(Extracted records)
* begin *

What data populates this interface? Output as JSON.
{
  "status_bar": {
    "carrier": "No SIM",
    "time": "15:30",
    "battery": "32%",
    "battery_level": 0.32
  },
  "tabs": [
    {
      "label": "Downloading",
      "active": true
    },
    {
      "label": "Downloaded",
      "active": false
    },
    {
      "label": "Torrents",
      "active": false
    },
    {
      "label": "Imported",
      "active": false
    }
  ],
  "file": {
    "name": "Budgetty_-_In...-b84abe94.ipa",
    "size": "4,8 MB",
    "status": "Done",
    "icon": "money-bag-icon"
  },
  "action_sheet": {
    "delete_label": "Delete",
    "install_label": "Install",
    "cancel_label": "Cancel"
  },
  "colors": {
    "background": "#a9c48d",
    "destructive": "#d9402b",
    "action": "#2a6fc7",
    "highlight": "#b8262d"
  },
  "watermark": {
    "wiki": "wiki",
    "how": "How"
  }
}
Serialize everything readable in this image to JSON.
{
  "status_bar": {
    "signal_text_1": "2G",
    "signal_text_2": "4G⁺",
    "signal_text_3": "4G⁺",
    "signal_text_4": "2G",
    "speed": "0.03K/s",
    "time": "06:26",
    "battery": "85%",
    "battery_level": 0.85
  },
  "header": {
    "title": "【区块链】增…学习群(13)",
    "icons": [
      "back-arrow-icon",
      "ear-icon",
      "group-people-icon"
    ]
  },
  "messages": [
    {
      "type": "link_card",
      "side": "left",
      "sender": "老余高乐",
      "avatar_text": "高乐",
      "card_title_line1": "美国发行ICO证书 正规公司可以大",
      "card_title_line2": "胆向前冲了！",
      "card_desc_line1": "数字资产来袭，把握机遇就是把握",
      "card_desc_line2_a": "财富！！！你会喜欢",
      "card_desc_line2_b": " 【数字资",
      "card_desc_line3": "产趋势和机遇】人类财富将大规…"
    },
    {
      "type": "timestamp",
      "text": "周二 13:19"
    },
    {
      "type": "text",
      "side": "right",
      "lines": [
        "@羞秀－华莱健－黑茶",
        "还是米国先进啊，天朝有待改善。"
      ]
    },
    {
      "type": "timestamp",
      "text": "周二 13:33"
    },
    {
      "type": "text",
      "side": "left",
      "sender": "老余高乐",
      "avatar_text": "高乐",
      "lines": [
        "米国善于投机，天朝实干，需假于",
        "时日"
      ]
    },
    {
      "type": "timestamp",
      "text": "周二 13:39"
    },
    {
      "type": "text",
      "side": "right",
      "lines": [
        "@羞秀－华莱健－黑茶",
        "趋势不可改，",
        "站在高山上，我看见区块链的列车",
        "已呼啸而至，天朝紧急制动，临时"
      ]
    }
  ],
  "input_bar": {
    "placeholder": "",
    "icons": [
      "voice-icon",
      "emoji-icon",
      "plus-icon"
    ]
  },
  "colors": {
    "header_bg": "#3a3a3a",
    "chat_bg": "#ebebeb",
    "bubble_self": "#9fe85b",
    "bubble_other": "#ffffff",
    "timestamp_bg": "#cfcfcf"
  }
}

* end *

Print the whole listing again, exactly.

What data populates this interface? Output as JSON.
{
  "status_bar": {
    "carrier": "No SIM",
    "time": "15:30",
    "battery": "32%",
    "battery_level": 0.32
  },
  "tabs": [
    {
      "label": "Downloading",
      "active": true
    },
    {
      "label": "Downloaded",
      "active": false
    },
    {
      "label": "Torrents",
      "active": false
    },
    {
      "label": "Imported",
      "active": false
    }
  ],
  "file": {
    "name": "Budgetty_-_In...-b84abe94.ipa",
    "size": "4,8 MB",
    "status": "Done",
    "icon": "money-bag-icon"
  },
  "action_sheet": {
    "delete_label": "Delete",
    "install_label": "Install",
    "cancel_label": "Cancel"
  },
  "colors": {
    "background": "#a9c48d",
    "destructive": "#d9402b",
    "action": "#2a6fc7",
    "highlight": "#b8262d"
  },
  "watermark": {
    "wiki": "wiki",
    "how": "How"
  }
}
Serialize everything readable in this image to JSON.
{
  "status_bar": {
    "signal_text_1": "2G",
    "signal_text_2": "4G⁺",
    "signal_text_3": "4G⁺",
    "signal_text_4": "2G",
    "speed": "0.03K/s",
    "time": "06:26",
    "battery": "85%",
    "battery_level": 0.85
  },
  "header": {
    "title": "【区块链】增…学习群(13)",
    "icons": [
      "back-arrow-icon",
      "ear-icon",
      "group-people-icon"
    ]
  },
  "messages": [
    {
      "type": "link_card",
      "side": "left",
      "sender": "老余高乐",
      "avatar_text": "高乐",
      "card_title_line1": "美国发行ICO证书 正规公司可以大",
      "card_title_line2": "胆向前冲了！",
      "card_desc_line1": "数字资产来袭，把握机遇就是把握",
      "card_desc_line2_a": "财富！！！你会喜欢",
      "card_desc_line2_b": " 【数字资",
      "card_desc_line3": "产趋势和机遇】人类财富将大规…"
    },
    {
      "type": "timestamp",
      "text": "周二 13:19"
    },
    {
      "type": "text",
      "side": "right",
      "lines": [
        "@羞秀－华莱健－黑茶",
        "还是米国先进啊，天朝有待改善。"
      ]
    },
    {
      "type": "timestamp",
      "text": "周二 13:33"
    },
    {
      "type": "text",
      "side": "left",
      "sender": "老余高乐",
      "avatar_text": "高乐",
      "lines": [
        "米国善于投机，天朝实干，需假于",
        "时日"
      ]
    },
    {
      "type": "timestamp",
      "text": "周二 13:39"
    },
    {
      "type": "text",
      "side": "right",
      "lines": [
        "@羞秀－华莱健－黑茶",
        "趋势不可改，",
        "站在高山上，我看见区块链的列车",
        "已呼啸而至，天朝紧急制动，临时"
      ]
    }
  ],
  "input_bar": {
    "placeholder": "",
    "icons": [
      "voice-icon",
      "emoji-icon",
      "plus-icon"
    ]
  },
  "colors": {
    "header_bg": "#3a3a3a",
    "chat_bg": "#ebebeb",
    "bubble_self": "#9fe85b",
    "bubble_other": "#ffffff",
    "timestamp_bg": "#cfcfcf"
  }
}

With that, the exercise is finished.